Make an exact copy of all the entries, with the pictures left out.

*** SUPPLIED RECORDS

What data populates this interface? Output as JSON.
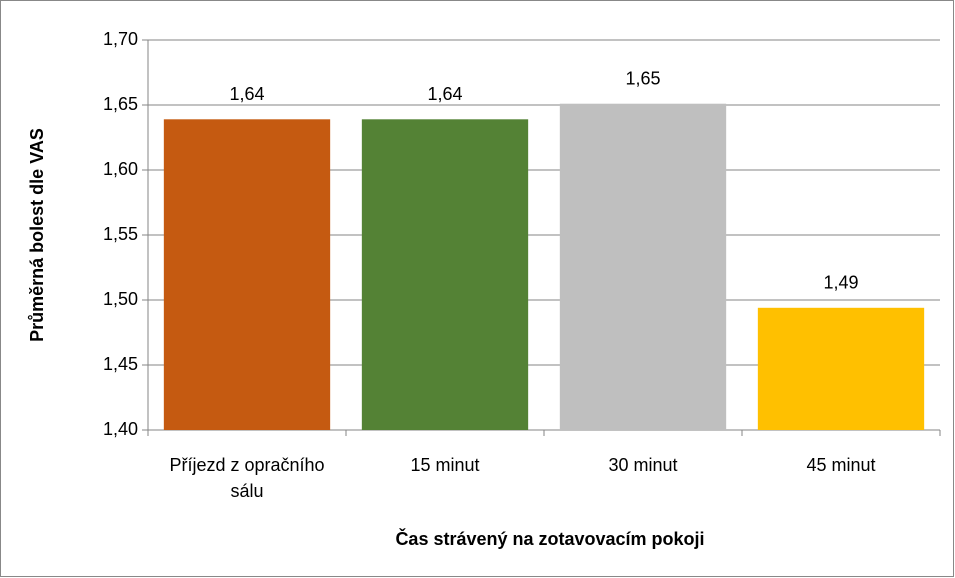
{
  "chart_data": {
    "type": "bar",
    "x_label": "Čas strávený na zotavovacím pokoji",
    "y_label": "Průměrná bolest dle VAS",
    "categories": [
      "Příjezd z opračního sálu",
      "15 minut",
      "30 minut",
      "45 minut"
    ],
    "values": [
      1.639,
      1.639,
      1.651,
      1.494
    ],
    "value_labels": [
      "1,64",
      "1,64",
      "1,65",
      "1,49"
    ],
    "colors": [
      "#c55a11",
      "#548235",
      "#bfbfbf",
      "#ffc000"
    ],
    "ylim": [
      1.4,
      1.7
    ],
    "yticks": [
      {
        "value": 1.4,
        "label": "1,40"
      },
      {
        "value": 1.45,
        "label": "1,45"
      },
      {
        "value": 1.5,
        "label": "1,50"
      },
      {
        "value": 1.55,
        "label": "1,55"
      },
      {
        "value": 1.6,
        "label": "1,60"
      },
      {
        "value": 1.65,
        "label": "1,65"
      },
      {
        "value": 1.7,
        "label": "1,70"
      }
    ],
    "grid": true
  }
}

******

**REPLY:**
What data populates this interface? Output as JSON.
{
  "chart_data": {
    "type": "bar",
    "x_label": "Čas strávený na zotavovacím pokoji",
    "y_label": "Průměrná bolest dle VAS",
    "categories": [
      "Příjezd z opračního sálu",
      "15 minut",
      "30 minut",
      "45 minut"
    ],
    "values": [
      1.639,
      1.639,
      1.651,
      1.494
    ],
    "value_labels": [
      "1,64",
      "1,64",
      "1,65",
      "1,49"
    ],
    "colors": [
      "#c55a11",
      "#548235",
      "#bfbfbf",
      "#ffc000"
    ],
    "ylim": [
      1.4,
      1.7
    ],
    "yticks": [
      {
        "value": 1.4,
        "label": "1,40"
      },
      {
        "value": 1.45,
        "label": "1,45"
      },
      {
        "value": 1.5,
        "label": "1,50"
      },
      {
        "value": 1.55,
        "label": "1,55"
      },
      {
        "value": 1.6,
        "label": "1,60"
      },
      {
        "value": 1.65,
        "label": "1,65"
      },
      {
        "value": 1.7,
        "label": "1,70"
      }
    ],
    "grid": true
  }
}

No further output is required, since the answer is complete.